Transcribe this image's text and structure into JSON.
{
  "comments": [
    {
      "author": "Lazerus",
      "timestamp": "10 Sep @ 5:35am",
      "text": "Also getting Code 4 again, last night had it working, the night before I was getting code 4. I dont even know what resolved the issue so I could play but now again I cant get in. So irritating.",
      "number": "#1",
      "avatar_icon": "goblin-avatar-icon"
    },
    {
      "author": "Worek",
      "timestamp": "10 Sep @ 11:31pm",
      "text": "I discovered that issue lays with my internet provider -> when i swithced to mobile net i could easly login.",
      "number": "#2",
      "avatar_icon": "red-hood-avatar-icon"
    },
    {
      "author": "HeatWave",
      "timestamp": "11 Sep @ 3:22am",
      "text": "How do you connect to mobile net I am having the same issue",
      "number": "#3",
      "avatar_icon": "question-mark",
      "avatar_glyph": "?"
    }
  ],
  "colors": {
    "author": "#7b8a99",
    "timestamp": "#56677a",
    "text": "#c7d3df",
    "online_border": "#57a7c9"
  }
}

• _Stated problem_
Write down all the entries again without a single difference.

• _Task response_
Transcribe this image's text and structure into JSON.
{
  "comments": [
    {
      "author": "Lazerus",
      "timestamp": "10 Sep @ 5:35am",
      "text": "Also getting Code 4 again, last night had it working, the night before I was getting code 4. I dont even know what resolved the issue so I could play but now again I cant get in. So irritating.",
      "number": "#1",
      "avatar_icon": "goblin-avatar-icon"
    },
    {
      "author": "Worek",
      "timestamp": "10 Sep @ 11:31pm",
      "text": "I discovered that issue lays with my internet provider -> when i swithced to mobile net i could easly login.",
      "number": "#2",
      "avatar_icon": "red-hood-avatar-icon"
    },
    {
      "author": "HeatWave",
      "timestamp": "11 Sep @ 3:22am",
      "text": "How do you connect to mobile net I am having the same issue",
      "number": "#3",
      "avatar_icon": "question-mark",
      "avatar_glyph": "?"
    }
  ],
  "colors": {
    "author": "#7b8a99",
    "timestamp": "#56677a",
    "text": "#c7d3df",
    "online_border": "#57a7c9"
  }
}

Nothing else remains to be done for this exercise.